* WHAT YOU WILL DO
Rewrite every line of the entries below as a JSON list of strings, one string per line, skipping blank lines. Leave the pictures out.

(Dataset records)
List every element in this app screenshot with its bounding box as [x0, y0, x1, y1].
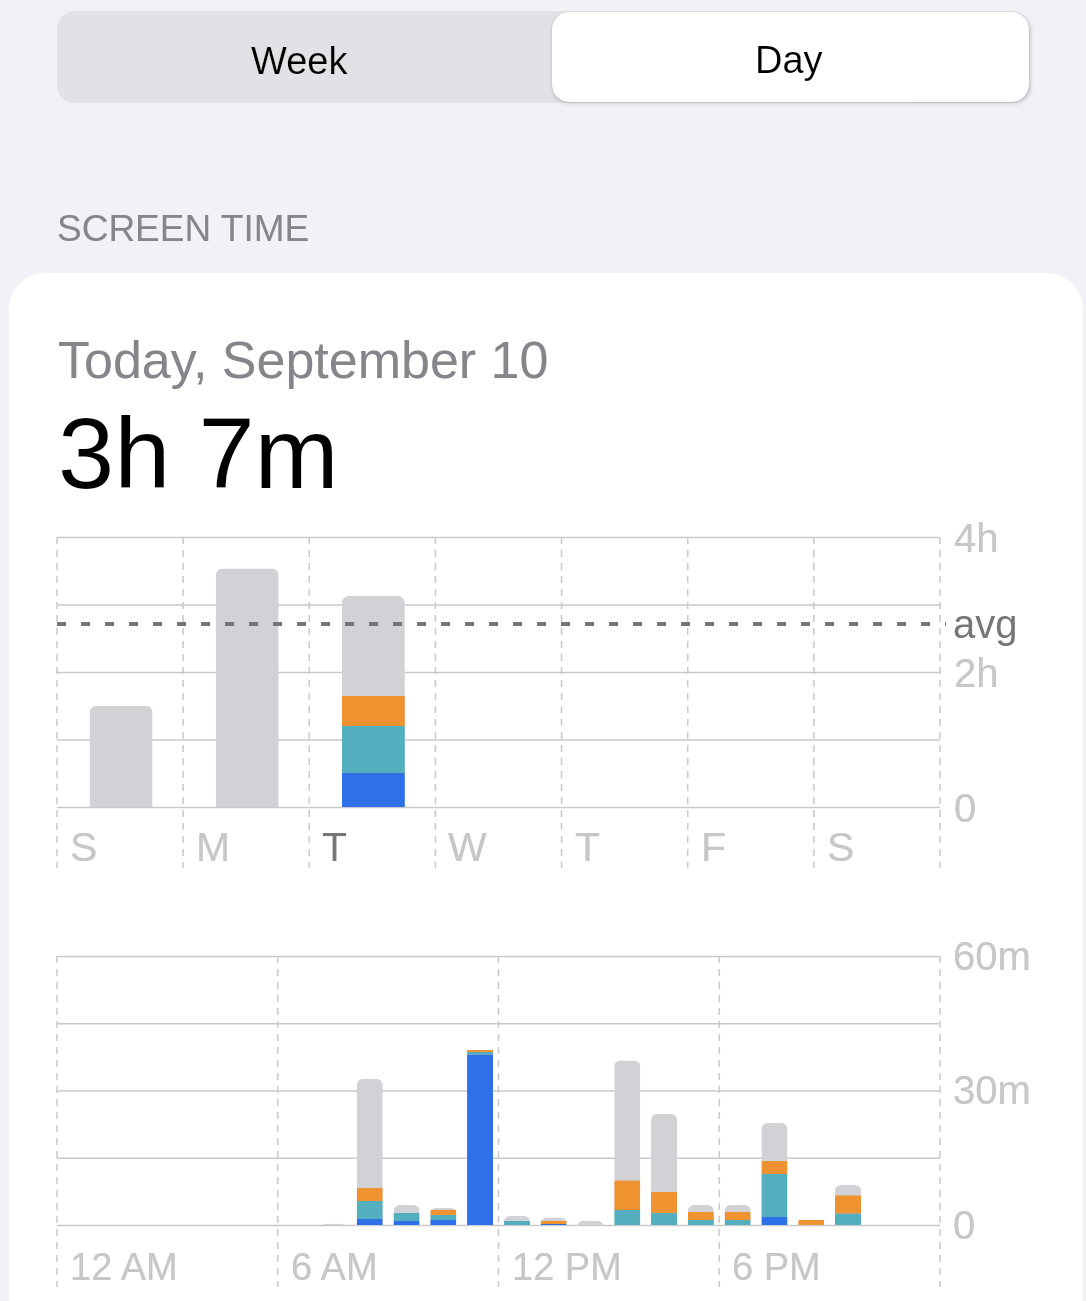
staticText: T [322, 824, 348, 870]
button[interactable]: Day [552, 12, 1029, 102]
staticText: SCREEN TIME [57, 208, 310, 249]
staticText: T [575, 824, 601, 870]
staticText: 3h 7m [58, 397, 339, 510]
staticText: W [448, 824, 487, 870]
staticText: S [827, 824, 855, 870]
staticText: F [701, 824, 727, 870]
staticText: 0 [954, 786, 977, 831]
staticText: S [70, 824, 98, 870]
staticText: avg [953, 602, 1018, 647]
staticText: 6 PM [732, 1246, 821, 1288]
staticText: 12 PM [512, 1246, 622, 1288]
staticText: 4h [954, 516, 999, 561]
staticText: 30m [953, 1068, 1031, 1113]
staticText: 0 [953, 1203, 976, 1248]
staticText: 6 AM [291, 1246, 378, 1288]
button[interactable]: Today, September 10 [9, 273, 1083, 1301]
staticText: M [196, 824, 231, 870]
button[interactable]: Week [57, 11, 552, 103]
staticText: Day [755, 39, 823, 81]
staticText: Today, September 10 [58, 331, 549, 389]
staticText: 2h [954, 651, 999, 696]
staticText: Week [251, 40, 348, 82]
staticText: 12 AM [70, 1246, 178, 1288]
staticText: 60m [953, 934, 1031, 979]
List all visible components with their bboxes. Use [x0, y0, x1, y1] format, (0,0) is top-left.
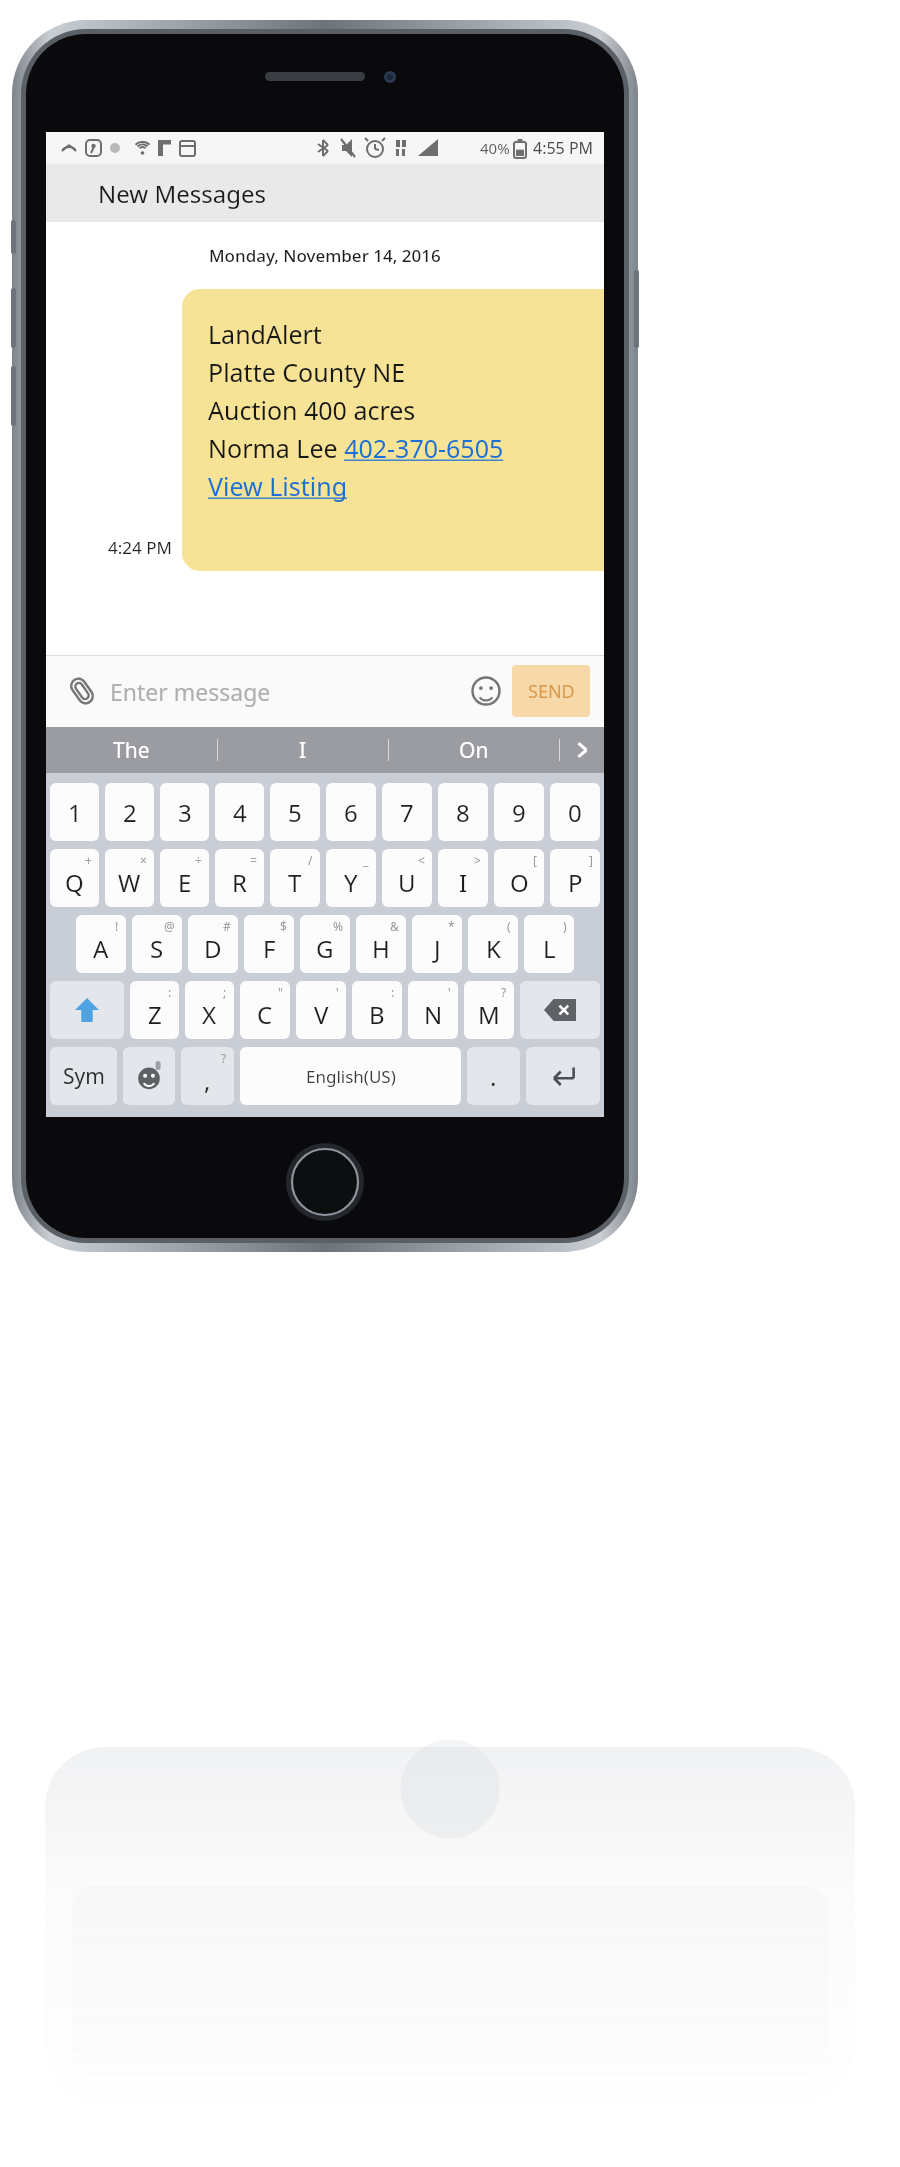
button[interactable]: : — [130, 981, 179, 1039]
button[interactable]: ) — [524, 915, 574, 973]
staticText: Auction 400 acres — [208, 393, 416, 427]
button[interactable]: ÷ — [160, 849, 209, 907]
staticText: P — [568, 866, 583, 899]
staticText: Z — [148, 998, 162, 1031]
staticText: F — [263, 932, 276, 965]
button[interactable]: : — [352, 981, 402, 1039]
button[interactable]: ? — [464, 981, 514, 1039]
staticText: ' — [448, 984, 451, 1000]
button[interactable]: ( — [468, 915, 518, 973]
button[interactable]: @ — [132, 915, 182, 973]
button[interactable]: = — [215, 849, 264, 907]
button[interactable]: " — [240, 981, 290, 1039]
button[interactable]: The — [46, 727, 217, 773]
button[interactable]: ! — [76, 915, 126, 973]
button[interactable]: [ — [494, 849, 544, 907]
staticText: The — [113, 736, 150, 765]
button[interactable]: Sym — [50, 1047, 117, 1105]
button[interactable]: ' — [296, 981, 346, 1039]
button[interactable]: ; — [185, 981, 234, 1039]
staticText: ] — [589, 852, 593, 868]
staticText: L — [543, 932, 556, 965]
staticText: % — [333, 918, 343, 934]
staticText: Monday, November 14, 2016 — [209, 244, 441, 267]
staticText: Y — [344, 866, 358, 899]
staticText: . — [490, 1060, 497, 1093]
button[interactable]: _ — [326, 849, 376, 907]
staticText: : — [168, 984, 172, 1000]
staticText: Platte County NE — [208, 355, 406, 389]
button[interactable]: < — [382, 849, 432, 907]
staticText: * — [448, 918, 455, 934]
button[interactable]: / — [270, 849, 320, 907]
staticText: Norma Lee 402-370-6505 — [208, 431, 504, 465]
staticText: , — [204, 1064, 211, 1097]
staticText: B — [369, 998, 385, 1031]
button[interactable]: On — [389, 727, 559, 773]
staticText: I — [299, 736, 307, 765]
button[interactable]: $ — [244, 915, 294, 973]
staticText: V — [314, 998, 329, 1031]
button[interactable]: ? — [181, 1047, 234, 1105]
button[interactable]: Shift — [50, 981, 124, 1039]
staticText: # — [223, 918, 231, 934]
button[interactable]: I — [218, 727, 388, 773]
staticText: T — [288, 866, 302, 899]
button[interactable]: Emoji and voice input — [123, 1047, 175, 1105]
button[interactable]: * — [412, 915, 462, 973]
button[interactable]: × — [105, 849, 154, 907]
staticText: 4:24 PM — [108, 536, 172, 559]
staticText: R — [232, 866, 247, 899]
staticText: 4:55 PM — [533, 137, 594, 159]
staticText: N — [424, 998, 443, 1031]
button[interactable]: 8 — [438, 783, 488, 841]
button[interactable]: 4 — [215, 783, 264, 841]
staticText: : — [391, 984, 395, 1000]
staticText: C — [257, 998, 273, 1031]
button[interactable]: 2 — [105, 783, 154, 841]
button[interactable]: 6 — [326, 783, 376, 841]
button[interactable]: Enter — [526, 1047, 600, 1105]
button[interactable]: SEND — [512, 665, 590, 717]
button[interactable]: 7 — [382, 783, 432, 841]
button[interactable]: 3 — [160, 783, 209, 841]
staticText: 0 — [568, 796, 582, 829]
staticText: > — [474, 852, 481, 868]
button[interactable]: Backspace — [520, 981, 600, 1039]
staticText: 40% — [480, 138, 510, 158]
button[interactable]: Enter message — [110, 676, 464, 707]
staticText: & — [390, 918, 399, 934]
button[interactable]: . — [467, 1047, 520, 1105]
button[interactable]: # — [188, 915, 238, 973]
staticText: 9 — [512, 796, 526, 829]
button[interactable]: More suggestions — [560, 727, 604, 773]
button[interactable]: ] — [550, 849, 600, 907]
staticText: K — [486, 932, 501, 965]
staticText: U — [398, 866, 416, 899]
button[interactable]: 9 — [494, 783, 544, 841]
staticText: D — [204, 932, 222, 965]
staticText: X — [202, 998, 217, 1031]
button[interactable]: 1 — [50, 783, 99, 841]
button[interactable]: View Listing — [208, 469, 348, 503]
button[interactable]: > — [438, 849, 488, 907]
button[interactable]: & — [356, 915, 406, 973]
staticText: Q — [65, 866, 84, 899]
button[interactable]: Emoji — [464, 669, 508, 713]
staticText: ? — [501, 984, 507, 1000]
staticText: English(US) — [306, 1065, 396, 1088]
button[interactable]: 5 — [270, 783, 320, 841]
button[interactable]: ' — [408, 981, 458, 1039]
staticText: G — [316, 932, 334, 965]
staticText: O — [510, 866, 529, 899]
button[interactable]: English(US) — [240, 1047, 461, 1105]
staticText: H — [372, 932, 390, 965]
button[interactable]: + — [50, 849, 99, 907]
button[interactable]: LandAlert — [182, 289, 604, 571]
button[interactable]: 0 — [550, 783, 600, 841]
staticText: 3 — [178, 796, 192, 829]
button[interactable]: New Messages — [46, 164, 604, 222]
button[interactable]: Attach file — [60, 669, 104, 713]
button[interactable]: % — [300, 915, 350, 973]
staticText: ÷ — [195, 852, 202, 868]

* RESULT FOR THIS EXERCISE
[
  "List every element in this app screenshot with its bounding box as [x0, y0, x1, y1].",
  "staticText: T [322, 824, 348, 870]",
  "button[interactable]: Day [552, 12, 1029, 102]",
  "staticText: SCREEN TIME [57, 208, 310, 249]",
  "staticText: T [575, 824, 601, 870]",
  "staticText: 3h 7m [58, 397, 339, 510]",
  "staticText: W [448, 824, 487, 870]",
  "staticText: S [827, 824, 855, 870]",
  "staticText: F [701, 824, 727, 870]",
  "staticText: 0 [954, 786, 977, 831]",
  "staticText: S [70, 824, 98, 870]",
  "staticText: avg [953, 602, 1018, 647]",
  "staticText: 6 PM [732, 1246, 821, 1288]",
  "staticText: 12 PM [512, 1246, 622, 1288]",
  "staticText: 4h [954, 516, 999, 561]",
  "staticText: 30m [953, 1068, 1031, 1113]",
  "staticText: 0 [953, 1203, 976, 1248]",
  "staticText: 6 AM [291, 1246, 378, 1288]",
  "button[interactable]: Today, September 10 [9, 273, 1083, 1301]",
  "staticText: M [196, 824, 231, 870]",
  "button[interactable]: Week [57, 11, 552, 103]",
  "staticText: Day [755, 39, 823, 81]",
  "staticText: Today, September 10 [58, 331, 549, 389]",
  "staticText: 2h [954, 651, 999, 696]",
  "staticText: Week [251, 40, 348, 82]",
  "staticText: 12 AM [70, 1246, 178, 1288]",
  "staticText: 60m [953, 934, 1031, 979]",
  "List all visible components with their bboxes. Use [x0, y0, x1, y1] format, (0,0) is top-left.",
  "button[interactable]: : — [130, 981, 179, 1039]",
  "button[interactable]: ) — [524, 915, 574, 973]",
  "staticText: Auction 400 acres — [208, 393, 416, 427]",
  "button[interactable]: ÷ — [160, 849, 209, 907]",
  "staticText: P — [568, 866, 583, 899]",
  "staticText: Z — [148, 998, 162, 1031]",
  "staticText: F — [263, 932, 276, 965]",
  "button[interactable]: : — [352, 981, 402, 1039]",
  "button[interactable]: ? — [464, 981, 514, 1039]",
  "staticText: ' — [448, 984, 451, 1000]",
  "button[interactable]: ( — [468, 915, 518, 973]",
  "button[interactable]: @ — [132, 915, 182, 973]",
  "button[interactable]: = — [215, 849, 264, 907]",
  "button[interactable]: \" — [240, 981, 290, 1039]",
  "button[interactable]: The — [46, 727, 217, 773]",
  "button[interactable]: ! — [76, 915, 126, 973]",
  "button[interactable]: [ — [494, 849, 544, 907]",
  "staticText: The — [113, 736, 150, 765]",
  "button[interactable]: Sym — [50, 1047, 117, 1105]",
  "button[interactable]: ' — [296, 981, 346, 1039]",
  "button[interactable]: ; — [185, 981, 234, 1039]",
  "staticText: ] — [589, 852, 593, 868]",
  "staticText: L — [543, 932, 556, 965]",
  "staticText: % — [333, 918, 343, 934]",
  "staticText: Monday, November 14, 2016 — [209, 244, 441, 267]",
  "staticText: Y — [344, 866, 358, 899]",
  "staticText: . — [490, 1060, 497, 1093]",
  "button[interactable]: _ — [326, 849, 376, 907]",
  "staticText: : — [168, 984, 172, 1000]",
  "staticText: Platte County NE — [208, 355, 406, 389]",
  "button[interactable]: < — [382, 849, 432, 907]",
  "staticText: * — [448, 918, 455, 934]",
  "button[interactable]: / — [270, 849, 320, 907]",
  "staticText: Norma Lee 402-370-6505 — [208, 431, 504, 465]",
  "staticText: , — [204, 1064, 211, 1097]",
  "staticText: B — [369, 998, 385, 1031]",
  "button[interactable]: On — [389, 727, 559, 773]",
  "staticText: I — [299, 736, 307, 765]",
  "button[interactable]: $ — [244, 915, 294, 973]",
  "staticText: V — [314, 998, 329, 1031]",
  "button[interactable]: ? — [181, 1047, 234, 1105]",
  "button[interactable]: Shift — [50, 981, 124, 1039]",
  "staticText: # — [223, 918, 231, 934]",
  "button[interactable]: I — [218, 727, 388, 773]",
  "staticText: T — [288, 866, 302, 899]",
  "button[interactable]: Emoji and voice input — [123, 1047, 175, 1105]",
  "button[interactable]: * — [412, 915, 462, 973]",
  "button[interactable]: × — [105, 849, 154, 907]",
  "staticText: 4:24 PM — [108, 536, 172, 559]",
  "staticText: R — [232, 866, 247, 899]",
  "staticText: 4:55 PM — [533, 137, 594, 159]",
  "staticText: N — [424, 998, 443, 1031]",
  "button[interactable]: 8 — [438, 783, 488, 841]",
  "button[interactable]: 4 — [215, 783, 264, 841]",
  "staticText: : — [391, 984, 395, 1000]",
  "staticText: C — [257, 998, 273, 1031]",
  "button[interactable]: 2 — [105, 783, 154, 841]",
  "button[interactable]: 6 — [326, 783, 376, 841]",
  "button[interactable]: Enter — [526, 1047, 600, 1105]",
  "button[interactable]: SEND — [512, 665, 590, 717]",
  "button[interactable]: 7 — [382, 783, 432, 841]",
  "button[interactable]: 3 — [160, 783, 209, 841]",
  "staticText: 0 — [568, 796, 582, 829]",
  "staticText: > — [474, 852, 481, 868]",
  "button[interactable]: Backspace — [520, 981, 600, 1039]",
  "staticText: 40% — [480, 138, 510, 158]",
  "button[interactable]: Enter message — [110, 676, 464, 707]",
  "staticText: & — [390, 918, 399, 934]",
  "button[interactable]: . — [467, 1047, 520, 1105]",
  "button[interactable]: # — [188, 915, 238, 973]",
  "staticText: 9 — [512, 796, 526, 829]",
  "button[interactable]: More suggestions — [560, 727, 604, 773]",
  "button[interactable]: ] — [550, 849, 600, 907]",
  "staticText: K — [486, 932, 501, 965]",
  "staticText: U — [398, 866, 416, 899]",
  "button[interactable]: 9 — [494, 783, 544, 841]",
  "staticText: D — [204, 932, 222, 965]",
  "staticText: X — [202, 998, 217, 1031]",
  "button[interactable]: 1 — [50, 783, 99, 841]",
  "button[interactable]: View Listing — [208, 469, 348, 503]",
  "button[interactable]: > — [438, 849, 488, 907]",
  "button[interactable]: & — [356, 915, 406, 973]",
  "staticText: Q — [65, 866, 84, 899]",
  "button[interactable]: Emoji — [464, 669, 508, 713]",
  "staticText: ? — [501, 984, 507, 1000]",
  "staticText: English(US) — [306, 1065, 396, 1088]",
  "button[interactable]: 5 — [270, 783, 320, 841]",
  "button[interactable]: ' — [408, 981, 458, 1039]",
  "staticText: G — [316, 932, 334, 965]",
  "staticText: O — [510, 866, 529, 899]",
  "button[interactable]: English(US) — [240, 1047, 461, 1105]",
  "staticText: H — [372, 932, 390, 965]",
  "button[interactable]: + — [50, 849, 99, 907]",
  "button[interactable]: LandAlert — [182, 289, 604, 571]",
  "button[interactable]: 0 — [550, 783, 600, 841]",
  "staticText: 3 — [178, 796, 192, 829]",
  "button[interactable]: New Messages — [46, 164, 604, 222]",
  "button[interactable]: Attach file — [60, 669, 104, 713]",
  "button[interactable]: % — [300, 915, 350, 973]",
  "staticText: ÷ — [195, 852, 202, 868]"
]